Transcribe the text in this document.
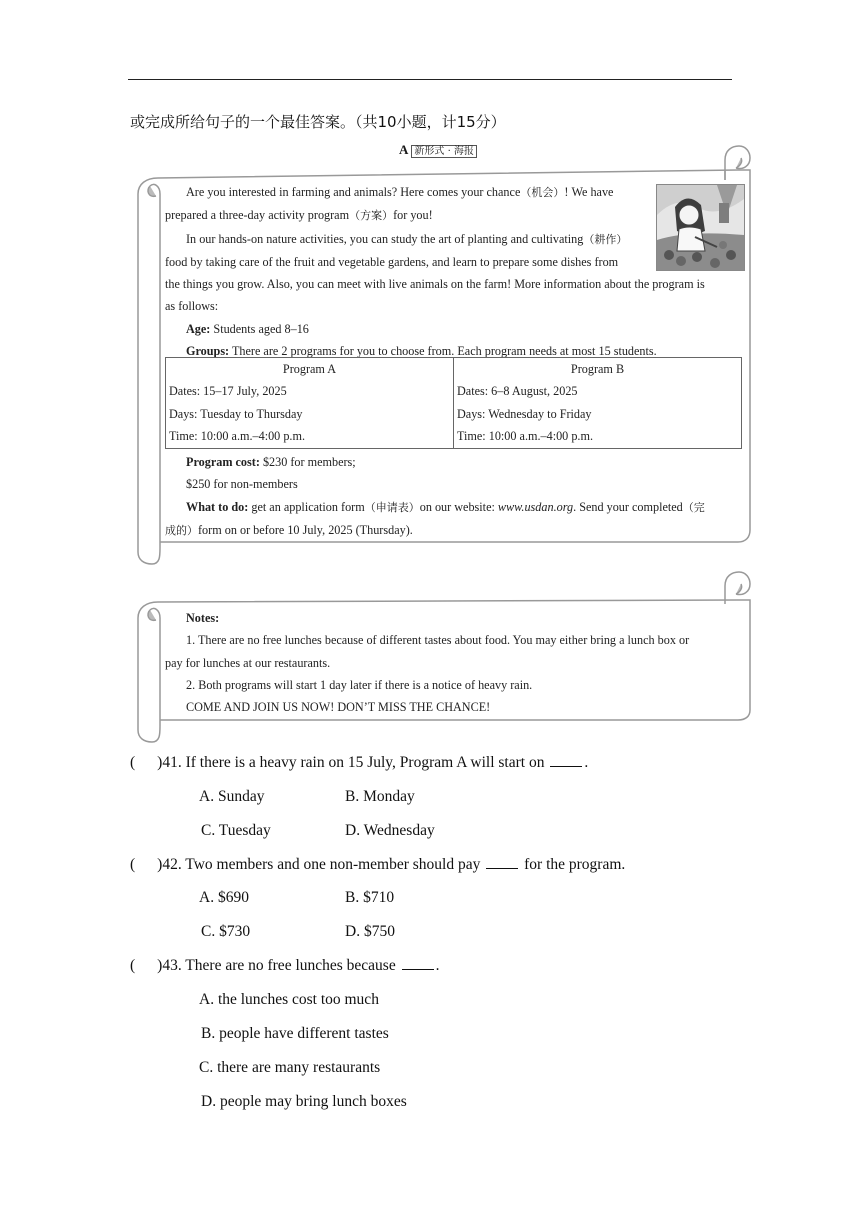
或完成所给句子的一个最佳答案。（共10小题，计15分）
A 新形式 · 海报

Are you interested in farming and animals? Here comes your chance（机会）! We have

prepared a three-day activity program（方案）for you!

In our hands-on nature activities, you can study the art of planting and cultivating（耕作）

food by taking care of the fruit and vegetable gardens, and learn to prepare some dishes from

the things you grow. Also, you can meet with live animals on the farm! More information about the program is

as follows:

Age: Students aged 8–16

Groups: There are 2 programs for you to choose from. Each program needs at most 15 students.

Program A	Program B
Dates: 15–17 July, 2025	Dates: 6–8 August, 2025
Days: Tuesday to Thursday	Days: Wednesday to Friday
Time: 10:00 a.m.–4:00 p.m.	Time: 10:00 a.m.–4:00 p.m.

Program cost: $230 for members;

$250 for non-members

What to do: get an application form（申请表）on our website: www.usdan.org. Send your completed（完

成的）form on or before 10 July, 2025 (Thursday).

Notes:

1. There are no free lunches because of different tastes about food. You may either bring a lunch box or

pay for lunches at our restaurants.

2. Both programs will start 1 day later if there is a notice of heavy rain.

COME AND JOIN US NOW! DON’T MISS THE CHANCE!

( )41. If there is a heavy rain on 15 July, Program A will start on	.
A. Sunday	B. Monday
C. Tuesday	D. Wednesday
( )42. Two members and one non-member should pay	for the program.
A. $690	B. $710
C. $730	D. $750
( )43. There are no free lunches because	.
A. the lunches cost too much
B. people have different tastes
C. there are many restaurants
D. people may bring lunch boxes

──────────

= Aim of the exercise =
Reproduce the listing word for word and omit its pictures.

= Exercise result =
Transcribe the text in this document.
或完成所给句子的一个最佳答案。（共10小题，计15分）
A 新形式 · 海报

Are you interested in farming and animals? Here comes your chance（机会）! We have

prepared a three-day activity program（方案）for you!

In our hands-on nature activities, you can study the art of planting and cultivating（耕作）

food by taking care of the fruit and vegetable gardens, and learn to prepare some dishes from

the things you grow. Also, you can meet with live animals on the farm! More information about the program is

as follows:

Age: Students aged 8–16

Groups: There are 2 programs for you to choose from. Each program needs at most 15 students.

Program A	Program B
Dates: 15–17 July, 2025	Dates: 6–8 August, 2025
Days: Tuesday to Thursday	Days: Wednesday to Friday
Time: 10:00 a.m.–4:00 p.m.	Time: 10:00 a.m.–4:00 p.m.

Program cost: $230 for members;

$250 for non-members

What to do: get an application form（申请表）on our website: www.usdan.org. Send your completed（完

成的）form on or before 10 July, 2025 (Thursday).

Notes:

1. There are no free lunches because of different tastes about food. You may either bring a lunch box or

pay for lunches at our restaurants.

2. Both programs will start 1 day later if there is a notice of heavy rain.

COME AND JOIN US NOW! DON’T MISS THE CHANCE!

( )41. If there is a heavy rain on 15 July, Program A will start on	.
A. Sunday	B. Monday
C. Tuesday	D. Wednesday
( )42. Two members and one non-member should pay	for the program.
A. $690	B. $710
C. $730	D. $750
( )43. There are no free lunches because	.
A. the lunches cost too much
B. people have different tastes
C. there are many restaurants
D. people may bring lunch boxes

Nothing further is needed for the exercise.